- _REQUIRED WORK_
Print all entries precisely as they are written.

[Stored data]
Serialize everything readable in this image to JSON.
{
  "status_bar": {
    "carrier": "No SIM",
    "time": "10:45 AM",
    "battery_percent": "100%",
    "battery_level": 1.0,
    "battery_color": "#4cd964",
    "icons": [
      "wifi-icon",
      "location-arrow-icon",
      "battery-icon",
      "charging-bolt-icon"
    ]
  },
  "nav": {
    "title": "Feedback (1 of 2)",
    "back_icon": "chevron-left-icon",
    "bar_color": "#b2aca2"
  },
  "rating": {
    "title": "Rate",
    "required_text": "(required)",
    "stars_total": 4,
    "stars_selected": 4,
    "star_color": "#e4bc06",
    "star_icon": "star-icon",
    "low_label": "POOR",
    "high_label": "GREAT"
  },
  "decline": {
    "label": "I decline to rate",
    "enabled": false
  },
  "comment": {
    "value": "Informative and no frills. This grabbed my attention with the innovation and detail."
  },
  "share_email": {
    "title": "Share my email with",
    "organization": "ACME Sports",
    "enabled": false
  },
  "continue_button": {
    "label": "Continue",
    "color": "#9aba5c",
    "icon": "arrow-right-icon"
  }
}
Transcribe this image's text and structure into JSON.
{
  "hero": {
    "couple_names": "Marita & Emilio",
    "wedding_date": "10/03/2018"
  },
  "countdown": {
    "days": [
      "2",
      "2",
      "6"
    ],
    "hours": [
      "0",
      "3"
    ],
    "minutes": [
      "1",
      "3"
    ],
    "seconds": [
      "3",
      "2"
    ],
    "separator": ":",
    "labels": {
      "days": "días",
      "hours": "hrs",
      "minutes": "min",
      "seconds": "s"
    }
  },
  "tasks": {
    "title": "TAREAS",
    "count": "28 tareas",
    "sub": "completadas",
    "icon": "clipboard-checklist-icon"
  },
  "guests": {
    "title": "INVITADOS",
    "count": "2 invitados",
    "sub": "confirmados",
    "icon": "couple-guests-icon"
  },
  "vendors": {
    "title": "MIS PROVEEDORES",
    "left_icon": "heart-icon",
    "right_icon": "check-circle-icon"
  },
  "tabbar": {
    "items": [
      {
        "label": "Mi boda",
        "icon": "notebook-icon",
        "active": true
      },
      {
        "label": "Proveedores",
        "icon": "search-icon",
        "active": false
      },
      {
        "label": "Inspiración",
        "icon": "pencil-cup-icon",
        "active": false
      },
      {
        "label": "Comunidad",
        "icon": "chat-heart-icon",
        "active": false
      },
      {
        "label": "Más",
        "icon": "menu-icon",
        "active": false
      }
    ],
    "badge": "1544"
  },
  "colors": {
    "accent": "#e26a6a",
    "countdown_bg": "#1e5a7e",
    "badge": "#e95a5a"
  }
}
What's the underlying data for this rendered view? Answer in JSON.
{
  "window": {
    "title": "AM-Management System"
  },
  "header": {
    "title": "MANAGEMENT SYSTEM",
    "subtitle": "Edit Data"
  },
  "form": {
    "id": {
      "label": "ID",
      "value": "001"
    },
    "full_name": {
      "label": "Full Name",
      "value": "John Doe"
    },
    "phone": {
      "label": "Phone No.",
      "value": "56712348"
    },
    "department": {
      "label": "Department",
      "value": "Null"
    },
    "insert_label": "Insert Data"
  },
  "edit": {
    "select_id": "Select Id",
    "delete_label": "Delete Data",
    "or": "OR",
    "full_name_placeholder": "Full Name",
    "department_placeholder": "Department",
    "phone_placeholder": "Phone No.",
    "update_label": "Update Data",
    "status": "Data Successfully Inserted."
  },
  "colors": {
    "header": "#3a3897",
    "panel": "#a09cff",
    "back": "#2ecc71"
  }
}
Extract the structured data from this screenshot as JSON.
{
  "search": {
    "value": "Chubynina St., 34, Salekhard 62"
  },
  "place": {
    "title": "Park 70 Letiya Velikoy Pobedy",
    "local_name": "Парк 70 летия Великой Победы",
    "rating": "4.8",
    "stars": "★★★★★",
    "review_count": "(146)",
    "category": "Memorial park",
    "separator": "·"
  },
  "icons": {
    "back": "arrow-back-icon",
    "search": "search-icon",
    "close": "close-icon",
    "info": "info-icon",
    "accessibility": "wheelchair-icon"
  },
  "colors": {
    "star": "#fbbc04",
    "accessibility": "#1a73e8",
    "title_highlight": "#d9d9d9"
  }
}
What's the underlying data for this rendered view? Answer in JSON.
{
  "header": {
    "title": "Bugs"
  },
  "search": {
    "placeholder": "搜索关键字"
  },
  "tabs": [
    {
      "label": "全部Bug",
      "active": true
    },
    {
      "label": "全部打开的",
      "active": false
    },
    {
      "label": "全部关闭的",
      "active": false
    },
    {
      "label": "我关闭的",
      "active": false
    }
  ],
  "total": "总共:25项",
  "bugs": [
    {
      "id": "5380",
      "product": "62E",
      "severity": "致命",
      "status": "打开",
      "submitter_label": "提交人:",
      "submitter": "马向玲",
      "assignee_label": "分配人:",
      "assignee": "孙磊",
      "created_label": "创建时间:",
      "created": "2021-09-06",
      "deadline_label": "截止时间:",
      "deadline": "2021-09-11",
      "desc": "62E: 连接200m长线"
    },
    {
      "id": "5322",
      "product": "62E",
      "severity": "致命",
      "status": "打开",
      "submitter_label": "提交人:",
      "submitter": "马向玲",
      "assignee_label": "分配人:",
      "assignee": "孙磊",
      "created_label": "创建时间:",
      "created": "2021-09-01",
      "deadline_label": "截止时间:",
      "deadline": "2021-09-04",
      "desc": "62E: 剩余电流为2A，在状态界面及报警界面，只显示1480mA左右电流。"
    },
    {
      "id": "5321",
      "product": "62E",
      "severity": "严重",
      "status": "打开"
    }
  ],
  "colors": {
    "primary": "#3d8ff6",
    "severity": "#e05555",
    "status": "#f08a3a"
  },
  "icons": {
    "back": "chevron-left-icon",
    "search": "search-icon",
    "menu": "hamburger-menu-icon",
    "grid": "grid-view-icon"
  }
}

- _SOLUTION FOR THIS TASK_
Serialize everything readable in this image to JSON.
{
  "status_bar": {
    "carrier": "No SIM",
    "time": "10:45 AM",
    "battery_percent": "100%",
    "battery_level": 1.0,
    "battery_color": "#4cd964",
    "icons": [
      "wifi-icon",
      "location-arrow-icon",
      "battery-icon",
      "charging-bolt-icon"
    ]
  },
  "nav": {
    "title": "Feedback (1 of 2)",
    "back_icon": "chevron-left-icon",
    "bar_color": "#b2aca2"
  },
  "rating": {
    "title": "Rate",
    "required_text": "(required)",
    "stars_total": 4,
    "stars_selected": 4,
    "star_color": "#e4bc06",
    "star_icon": "star-icon",
    "low_label": "POOR",
    "high_label": "GREAT"
  },
  "decline": {
    "label": "I decline to rate",
    "enabled": false
  },
  "comment": {
    "value": "Informative and no frills. This grabbed my attention with the innovation and detail."
  },
  "share_email": {
    "title": "Share my email with",
    "organization": "ACME Sports",
    "enabled": false
  },
  "continue_button": {
    "label": "Continue",
    "color": "#9aba5c",
    "icon": "arrow-right-icon"
  }
}
Transcribe this image's text and structure into JSON.
{
  "hero": {
    "couple_names": "Marita & Emilio",
    "wedding_date": "10/03/2018"
  },
  "countdown": {
    "days": [
      "2",
      "2",
      "6"
    ],
    "hours": [
      "0",
      "3"
    ],
    "minutes": [
      "1",
      "3"
    ],
    "seconds": [
      "3",
      "2"
    ],
    "separator": ":",
    "labels": {
      "days": "días",
      "hours": "hrs",
      "minutes": "min",
      "seconds": "s"
    }
  },
  "tasks": {
    "title": "TAREAS",
    "count": "28 tareas",
    "sub": "completadas",
    "icon": "clipboard-checklist-icon"
  },
  "guests": {
    "title": "INVITADOS",
    "count": "2 invitados",
    "sub": "confirmados",
    "icon": "couple-guests-icon"
  },
  "vendors": {
    "title": "MIS PROVEEDORES",
    "left_icon": "heart-icon",
    "right_icon": "check-circle-icon"
  },
  "tabbar": {
    "items": [
      {
        "label": "Mi boda",
        "icon": "notebook-icon",
        "active": true
      },
      {
        "label": "Proveedores",
        "icon": "search-icon",
        "active": false
      },
      {
        "label": "Inspiración",
        "icon": "pencil-cup-icon",
        "active": false
      },
      {
        "label": "Comunidad",
        "icon": "chat-heart-icon",
        "active": false
      },
      {
        "label": "Más",
        "icon": "menu-icon",
        "active": false
      }
    ],
    "badge": "1544"
  },
  "colors": {
    "accent": "#e26a6a",
    "countdown_bg": "#1e5a7e",
    "badge": "#e95a5a"
  }
}
What's the underlying data for this rendered view? Answer in JSON.
{
  "window": {
    "title": "AM-Management System"
  },
  "header": {
    "title": "MANAGEMENT SYSTEM",
    "subtitle": "Edit Data"
  },
  "form": {
    "id": {
      "label": "ID",
      "value": "001"
    },
    "full_name": {
      "label": "Full Name",
      "value": "John Doe"
    },
    "phone": {
      "label": "Phone No.",
      "value": "56712348"
    },
    "department": {
      "label": "Department",
      "value": "Null"
    },
    "insert_label": "Insert Data"
  },
  "edit": {
    "select_id": "Select Id",
    "delete_label": "Delete Data",
    "or": "OR",
    "full_name_placeholder": "Full Name",
    "department_placeholder": "Department",
    "phone_placeholder": "Phone No.",
    "update_label": "Update Data",
    "status": "Data Successfully Inserted."
  },
  "colors": {
    "header": "#3a3897",
    "panel": "#a09cff",
    "back": "#2ecc71"
  }
}
Extract the structured data from this screenshot as JSON.
{
  "search": {
    "value": "Chubynina St., 34, Salekhard 62"
  },
  "place": {
    "title": "Park 70 Letiya Velikoy Pobedy",
    "local_name": "Парк 70 летия Великой Победы",
    "rating": "4.8",
    "stars": "★★★★★",
    "review_count": "(146)",
    "category": "Memorial park",
    "separator": "·"
  },
  "icons": {
    "back": "arrow-back-icon",
    "search": "search-icon",
    "close": "close-icon",
    "info": "info-icon",
    "accessibility": "wheelchair-icon"
  },
  "colors": {
    "star": "#fbbc04",
    "accessibility": "#1a73e8",
    "title_highlight": "#d9d9d9"
  }
}
What's the underlying data for this rendered view? Answer in JSON.
{
  "header": {
    "title": "Bugs"
  },
  "search": {
    "placeholder": "搜索关键字"
  },
  "tabs": [
    {
      "label": "全部Bug",
      "active": true
    },
    {
      "label": "全部打开的",
      "active": false
    },
    {
      "label": "全部关闭的",
      "active": false
    },
    {
      "label": "我关闭的",
      "active": false
    }
  ],
  "total": "总共:25项",
  "bugs": [
    {
      "id": "5380",
      "product": "62E",
      "severity": "致命",
      "status": "打开",
      "submitter_label": "提交人:",
      "submitter": "马向玲",
      "assignee_label": "分配人:",
      "assignee": "孙磊",
      "created_label": "创建时间:",
      "created": "2021-09-06",
      "deadline_label": "截止时间:",
      "deadline": "2021-09-11",
      "desc": "62E: 连接200m长线"
    },
    {
      "id": "5322",
      "product": "62E",
      "severity": "致命",
      "status": "打开",
      "submitter_label": "提交人:",
      "submitter": "马向玲",
      "assignee_label": "分配人:",
      "assignee": "孙磊",
      "created_label": "创建时间:",
      "created": "2021-09-01",
      "deadline_label": "截止时间:",
      "deadline": "2021-09-04",
      "desc": "62E: 剩余电流为2A，在状态界面及报警界面，只显示1480mA左右电流。"
    },
    {
      "id": "5321",
      "product": "62E",
      "severity": "严重",
      "status": "打开"
    }
  ],
  "colors": {
    "primary": "#3d8ff6",
    "severity": "#e05555",
    "status": "#f08a3a"
  },
  "icons": {
    "back": "chevron-left-icon",
    "search": "search-icon",
    "menu": "hamburger-menu-icon",
    "grid": "grid-view-icon"
  }
}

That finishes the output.